• PROBLEM DESCRIPTION: Leave out the pictures and repeat the entries below verbatim.

• DATASET CONTENT:
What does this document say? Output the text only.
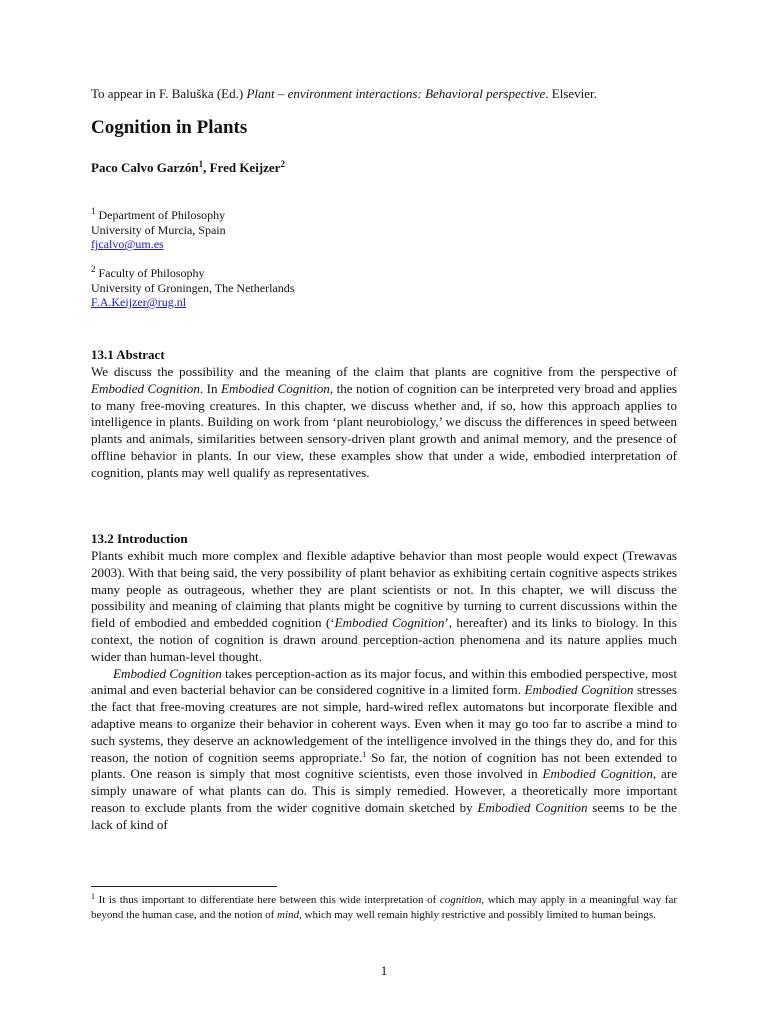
To appear in F. Baluška (Ed.) Plant – environment interactions: Behavioral perspective. Elsevier.
Cognition in Plants
Paco Calvo Garzón$^1$, Fred Keijzer$^2$
$^1$ Department of Philosophy
University of Murcia, Spain
fjcalvo@um.es
$^2$ Faculty of Philosophy
University of Groningen, The Netherlands
F.A.Keijzer@rug.nl
13.1 Abstract

We discuss the possibility and the meaning of the claim that plants are cognitive from the perspective of Embodied Cognition. In Embodied Cognition, the notion of cognition can be interpreted very broad and applies to many free-moving creatures. In this chapter, we discuss whether and, if so, how this approach applies to intelligence in plants. Building on work from ‘plant neurobiology,’ we discuss the differences in speed between plants and animals, similarities between sensory-driven plant growth and animal memory, and the presence of offline behavior in plants. In our view, these examples show that under a wide, embodied interpretation of cognition, plants may well qualify as representatives.

13.2 Introduction

Plants exhibit much more complex and flexible adaptive behavior than most people would expect (Trewavas 2003). With that being said, the very possibility of plant behavior as exhibiting certain cognitive aspects strikes many people as outrageous, whether they are plant scientists or not. In this chapter, we will discuss the possibility and meaning of claiming that plants might be cognitive by turning to current discussions within the field of embodied and embedded cognition (‘Embodied Cognition’, hereafter) and its links to biology. In this context, the notion of cognition is drawn around perception-action phenomena and its nature applies much wider than human-level thought.

Embodied Cognition takes perception-action as its major focus, and within this embodied perspective, most animal and even bacterial behavior can be considered cognitive in a limited form. Embodied Cognition stresses the fact that free-moving creatures are not simple, hard-wired reflex automatons but incorporate flexible and adaptive means to organize their behavior in coherent ways. Even when it may go too far to ascribe a mind to such systems, they deserve an acknowledgement of the intelligence involved in the things they do, and for this reason, the notion of cognition seems appropriate.$^1$ So far, the notion of cognition has not been extended to plants. One reason is simply that most cognitive scientists, even those involved in Embodied Cognition, are simply unaware of what plants can do. This is simply remedied. However, a theoretically more important reason to exclude plants from the wider cognitive domain sketched by Embodied Cognition seems to be the lack of kind of

$^1$ It is thus important to differentiate here between this wide interpretation of cognition, which may apply in a meaningful way far beyond the human case, and the notion of mind, which may well remain highly restrictive and possibly limited to human beings.

1
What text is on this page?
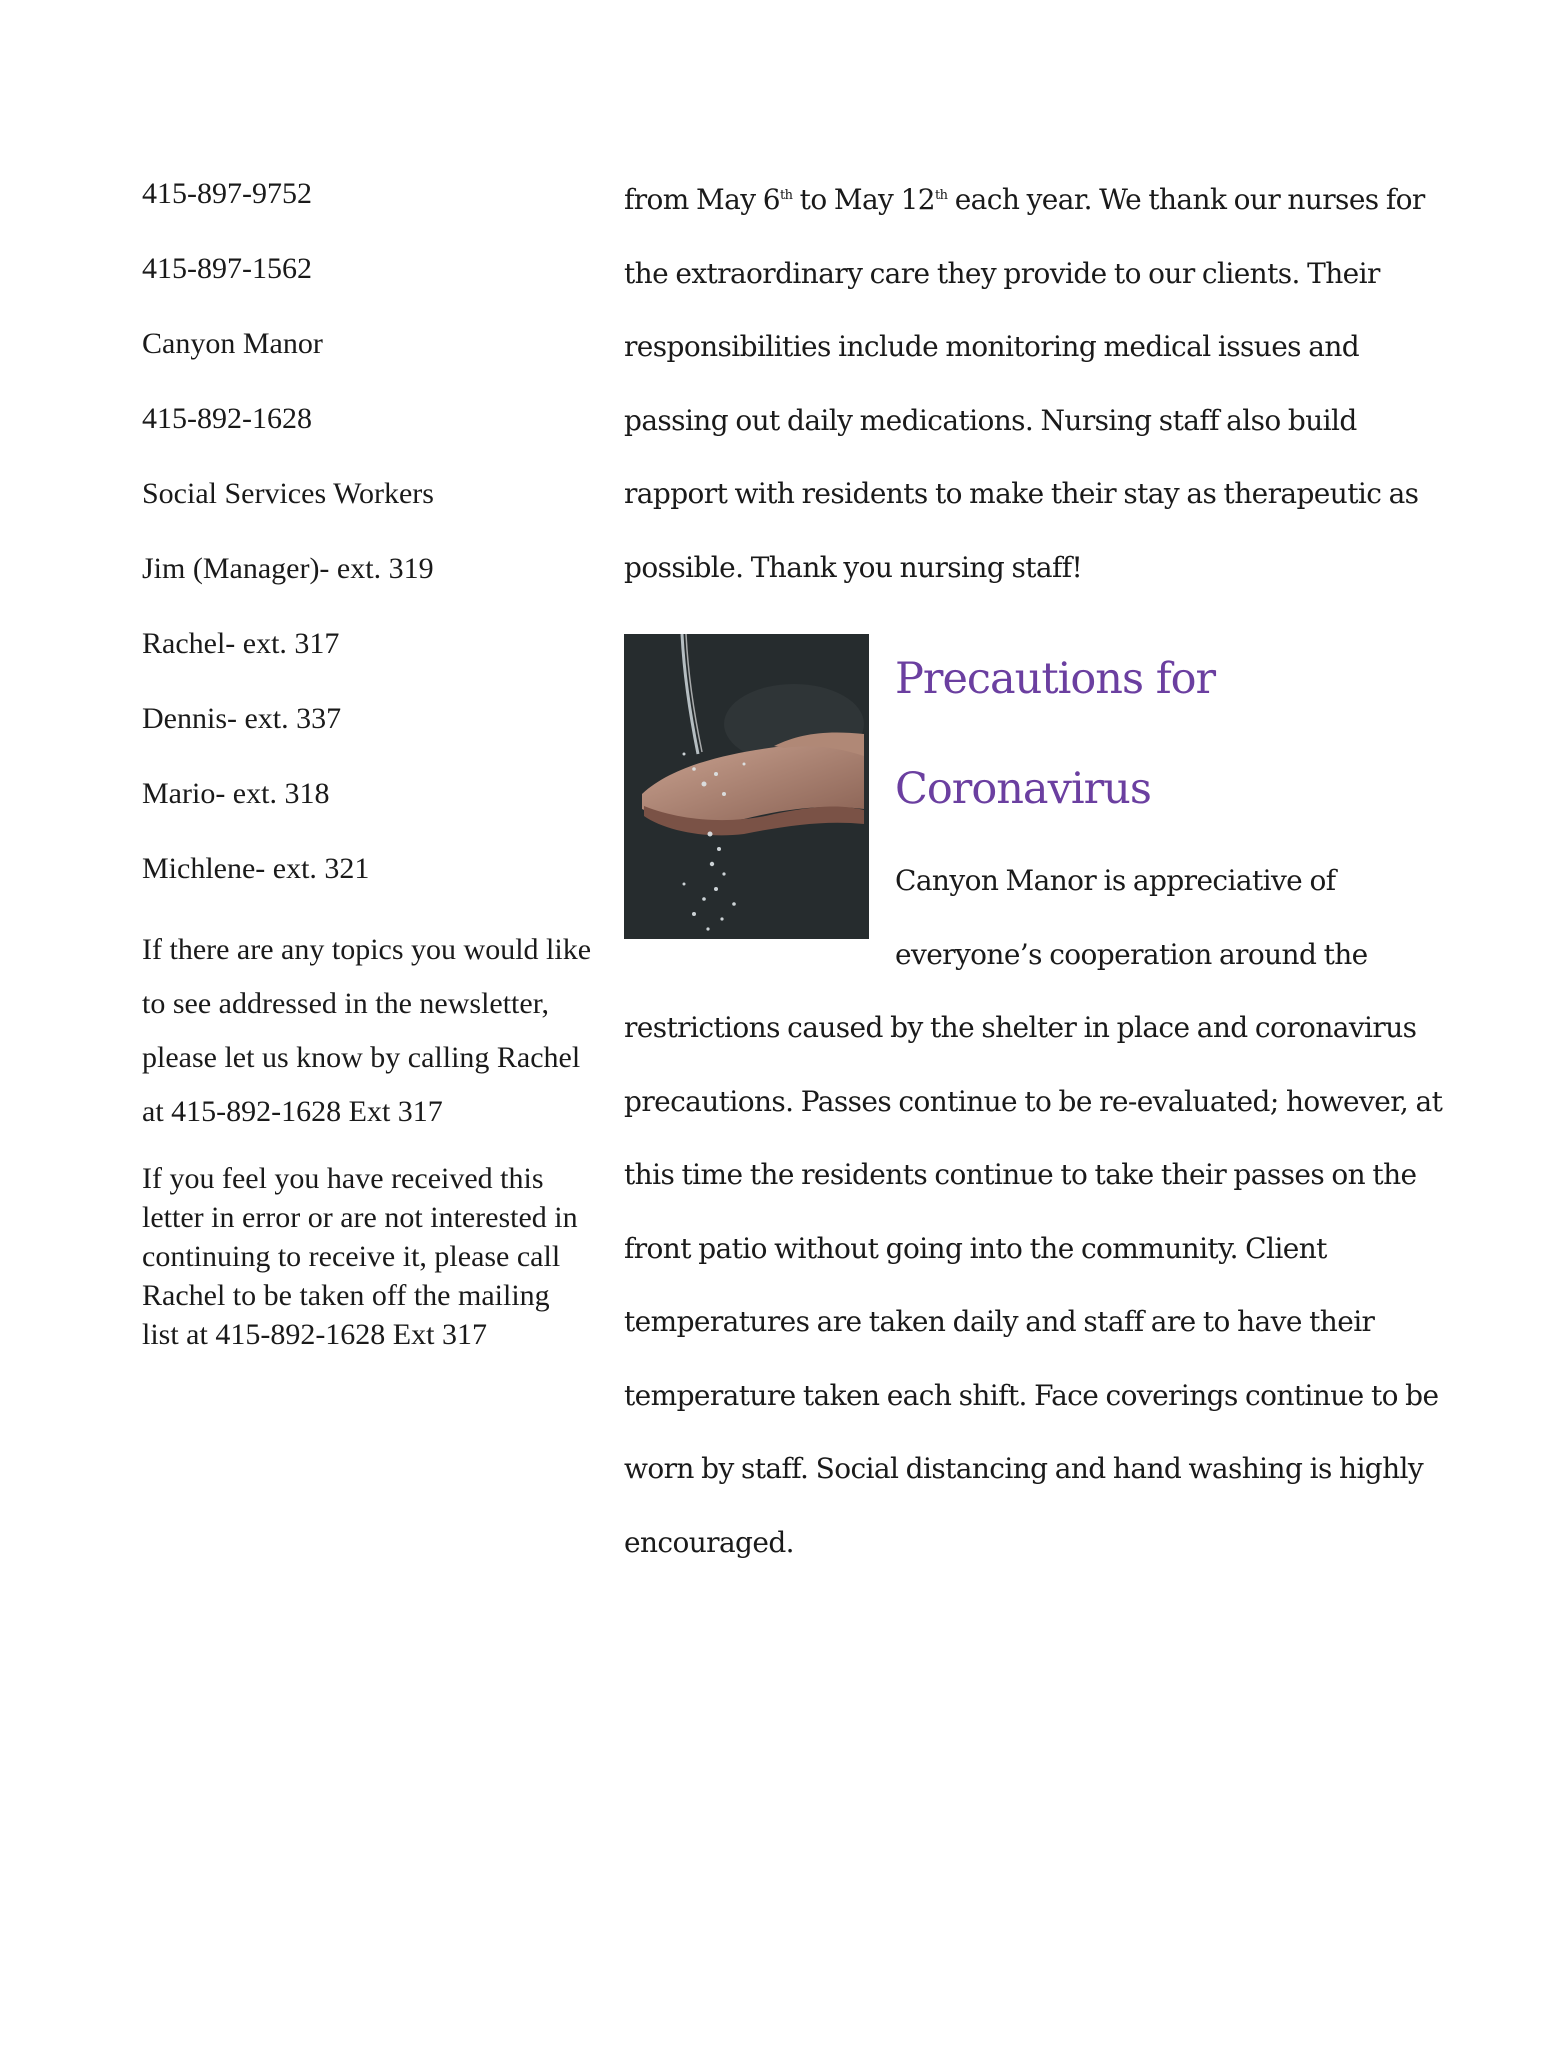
415-897-9752
415-897-1562
Canyon Manor
415-892-1628
Social Services Workers
Jim (Manager)- ext. 319
Rachel- ext. 317
Dennis- ext. 337
Mario- ext. 318
Michlene- ext. 321
If there are any topics you would like to see addressed in the newsletter, please let us know by calling Rachel at 415-892-1628 Ext 317
If you feel you have received this letter in error or are not interested in continuing to receive it, please call Rachel to be taken off the mailing list at 415-892-1628 Ext 317

from May 6th to May 12th each year. We thank our nurses for the extraordinary care they provide to our clients. Their responsibilities include monitoring medical issues and passing out daily medications. Nursing staff also build rapport with residents to make their stay as therapeutic as possible. Thank you nursing staff!

Precautions for
Coronavirus

Canyon Manor is appreciative of everyone’s cooperation around the restrictions caused by the shelter in place and coronavirus precautions. Passes continue to be re-evaluated; however, at this time the residents continue to take their passes on the front patio without going into the community. Client temperatures are taken daily and staff are to have their temperature taken each shift. Face coverings continue to be worn by staff. Social distancing and hand washing is highly encouraged.
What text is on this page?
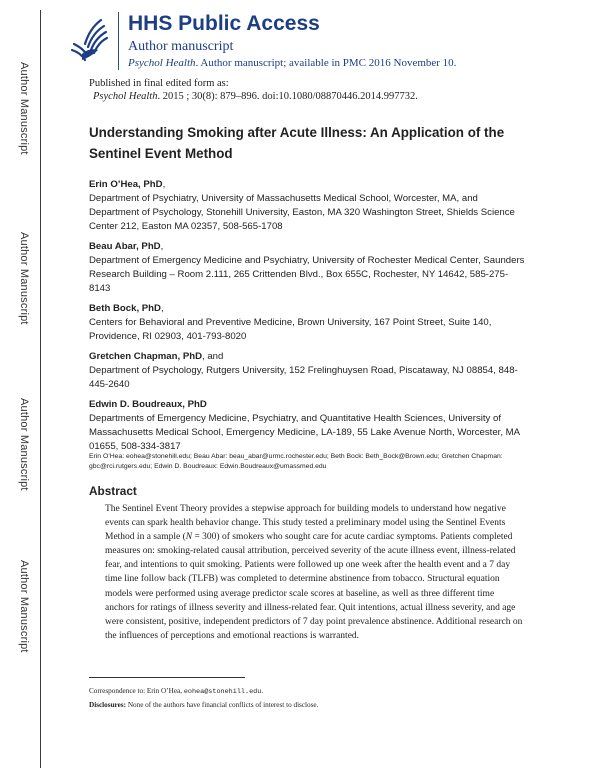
Author Manuscript
Author Manuscript
Author Manuscript
Author Manuscript
HHS Public Access
Author manuscript
Psychol Health. Author manuscript; available in PMC 2016 November 10.
Published in final edited form as:
Psychol Health. 2015 ; 30(8): 879–896. doi:10.1080/08870446.2014.997732.
Understanding Smoking after Acute Illness: An Application of the Sentinel Event Method
Erin O’Hea, PhD,
Department of Psychiatry, University of Massachusetts Medical School, Worcester, MA, and Department of Psychology, Stonehill University, Easton, MA 320 Washington Street, Shields Science Center 212, Easton MA 02357, 508-565-1708
Beau Abar, PhD,
Department of Emergency Medicine and Psychiatry, University of Rochester Medical Center, Saunders Research Building – Room 2.111, 265 Crittenden Blvd., Box 655C, Rochester, NY 14642, 585-275-8143
Beth Bock, PhD,
Centers for Behavioral and Preventive Medicine, Brown University, 167 Point Street, Suite 140, Providence, RI 02903, 401-793-8020
Gretchen Chapman, PhD, and
Department of Psychology, Rutgers University, 152 Frelinghuysen Road, Piscataway, NJ 08854, 848-445-2640
Edwin D. Boudreaux, PhD
Departments of Emergency Medicine, Psychiatry, and Quantitative Health Sciences, University of Massachusetts Medical School, Emergency Medicine, LA-189, 55 Lake Avenue North, Worcester, MA 01655, 508-334-3817
Erin O’Hea: eohea@stonehill.edu; Beau Abar: beau_abar@urmc.rochester.edu; Beth Bock: Beth_Bock@Brown.edu; Gretchen Chapman: gbc@rci.rutgers.edu; Edwin D. Boudreaux: Edwin.Boudreaux@umassmed.edu
Abstract
The Sentinel Event Theory provides a stepwise approach for building models to understand how negative events can spark health behavior change. This study tested a preliminary model using the Sentinel Events Method in a sample (N = 300) of smokers who sought care for acute cardiac symptoms. Patients completed measures on: smoking-related causal attribution, perceived severity of the acute illness event, illness-related fear, and intentions to quit smoking. Patients were followed up one week after the health event and a 7 day time line follow back (TLFB) was completed to determine abstinence from tobacco. Structural equation models were performed using average predictor scale scores at baseline, as well as three different time anchors for ratings of illness severity and illness-related fear. Quit intentions, actual illness severity, and age were consistent, positive, independent predictors of 7 day point prevalence abstinence. Additional research on the influences of perceptions and emotional reactions is warranted.
Correspondence to: Erin O’Hea, eohea@stonehill.edu.
Disclosures: None of the authors have financial conflicts of interest to disclose.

• ANSWER BOX:
What does this document say? Output the text only.
To appear in F. Baluška (Ed.) Plant – environment interactions: Behavioral perspective. Elsevier.
Cognition in Plants
Paco Calvo Garzón$^1$, Fred Keijzer$^2$
$^1$ Department of Philosophy
University of Murcia, Spain
fjcalvo@um.es
$^2$ Faculty of Philosophy
University of Groningen, The Netherlands
F.A.Keijzer@rug.nl
13.1 Abstract

We discuss the possibility and the meaning of the claim that plants are cognitive from the perspective of Embodied Cognition. In Embodied Cognition, the notion of cognition can be interpreted very broad and applies to many free-moving creatures. In this chapter, we discuss whether and, if so, how this approach applies to intelligence in plants. Building on work from ‘plant neurobiology,’ we discuss the differences in speed between plants and animals, similarities between sensory-driven plant growth and animal memory, and the presence of offline behavior in plants. In our view, these examples show that under a wide, embodied interpretation of cognition, plants may well qualify as representatives.

13.2 Introduction

Plants exhibit much more complex and flexible adaptive behavior than most people would expect (Trewavas 2003). With that being said, the very possibility of plant behavior as exhibiting certain cognitive aspects strikes many people as outrageous, whether they are plant scientists or not. In this chapter, we will discuss the possibility and meaning of claiming that plants might be cognitive by turning to current discussions within the field of embodied and embedded cognition (‘Embodied Cognition’, hereafter) and its links to biology. In this context, the notion of cognition is drawn around perception-action phenomena and its nature applies much wider than human-level thought.

Embodied Cognition takes perception-action as its major focus, and within this embodied perspective, most animal and even bacterial behavior can be considered cognitive in a limited form. Embodied Cognition stresses the fact that free-moving creatures are not simple, hard-wired reflex automatons but incorporate flexible and adaptive means to organize their behavior in coherent ways. Even when it may go too far to ascribe a mind to such systems, they deserve an acknowledgement of the intelligence involved in the things they do, and for this reason, the notion of cognition seems appropriate.$^1$ So far, the notion of cognition has not been extended to plants. One reason is simply that most cognitive scientists, even those involved in Embodied Cognition, are simply unaware of what plants can do. This is simply remedied. However, a theoretically more important reason to exclude plants from the wider cognitive domain sketched by Embodied Cognition seems to be the lack of kind of

$^1$ It is thus important to differentiate here between this wide interpretation of cognition, which may apply in a meaningful way far beyond the human case, and the notion of mind, which may well remain highly restrictive and possibly limited to human beings.

1
What text is on this page?
415-897-9752
415-897-1562
Canyon Manor
415-892-1628
Social Services Workers
Jim (Manager)- ext. 319
Rachel- ext. 317
Dennis- ext. 337
Mario- ext. 318
Michlene- ext. 321
If there are any topics you would like to see addressed in the newsletter, please let us know by calling Rachel at 415-892-1628 Ext 317
If you feel you have received this letter in error or are not interested in continuing to receive it, please call Rachel to be taken off the mailing list at 415-892-1628 Ext 317

from May 6th to May 12th each year. We thank our nurses for the extraordinary care they provide to our clients. Their responsibilities include monitoring medical issues and passing out daily medications. Nursing staff also build rapport with residents to make their stay as therapeutic as possible. Thank you nursing staff!

Precautions for
Coronavirus

Canyon Manor is appreciative of everyone’s cooperation around the restrictions caused by the shelter in place and coronavirus precautions. Passes continue to be re-evaluated; however, at this time the residents continue to take their passes on the front patio without going into the community. Client temperatures are taken daily and staff are to have their temperature taken each shift. Face coverings continue to be worn by staff. Social distancing and hand washing is highly encouraged.
What text is on this page?
Author Manuscript
Author Manuscript
Author Manuscript
Author Manuscript
HHS Public Access
Author manuscript
Psychol Health. Author manuscript; available in PMC 2016 November 10.
Published in final edited form as:
Psychol Health. 2015 ; 30(8): 879–896. doi:10.1080/08870446.2014.997732.
Understanding Smoking after Acute Illness: An Application of the Sentinel Event Method
Erin O’Hea, PhD,
Department of Psychiatry, University of Massachusetts Medical School, Worcester, MA, and Department of Psychology, Stonehill University, Easton, MA 320 Washington Street, Shields Science Center 212, Easton MA 02357, 508-565-1708
Beau Abar, PhD,
Department of Emergency Medicine and Psychiatry, University of Rochester Medical Center, Saunders Research Building – Room 2.111, 265 Crittenden Blvd., Box 655C, Rochester, NY 14642, 585-275-8143
Beth Bock, PhD,
Centers for Behavioral and Preventive Medicine, Brown University, 167 Point Street, Suite 140, Providence, RI 02903, 401-793-8020
Gretchen Chapman, PhD, and
Department of Psychology, Rutgers University, 152 Frelinghuysen Road, Piscataway, NJ 08854, 848-445-2640
Edwin D. Boudreaux, PhD
Departments of Emergency Medicine, Psychiatry, and Quantitative Health Sciences, University of Massachusetts Medical School, Emergency Medicine, LA-189, 55 Lake Avenue North, Worcester, MA 01655, 508-334-3817
Erin O’Hea: eohea@stonehill.edu; Beau Abar: beau_abar@urmc.rochester.edu; Beth Bock: Beth_Bock@Brown.edu; Gretchen Chapman: gbc@rci.rutgers.edu; Edwin D. Boudreaux: Edwin.Boudreaux@umassmed.edu
Abstract
The Sentinel Event Theory provides a stepwise approach for building models to understand how negative events can spark health behavior change. This study tested a preliminary model using the Sentinel Events Method in a sample (N = 300) of smokers who sought care for acute cardiac symptoms. Patients completed measures on: smoking-related causal attribution, perceived severity of the acute illness event, illness-related fear, and intentions to quit smoking. Patients were followed up one week after the health event and a 7 day time line follow back (TLFB) was completed to determine abstinence from tobacco. Structural equation models were performed using average predictor scale scores at baseline, as well as three different time anchors for ratings of illness severity and illness-related fear. Quit intentions, actual illness severity, and age were consistent, positive, independent predictors of 7 day point prevalence abstinence. Additional research on the influences of perceptions and emotional reactions is warranted.
Correspondence to: Erin O’Hea, eohea@stonehill.edu.
Disclosures: None of the authors have financial conflicts of interest to disclose.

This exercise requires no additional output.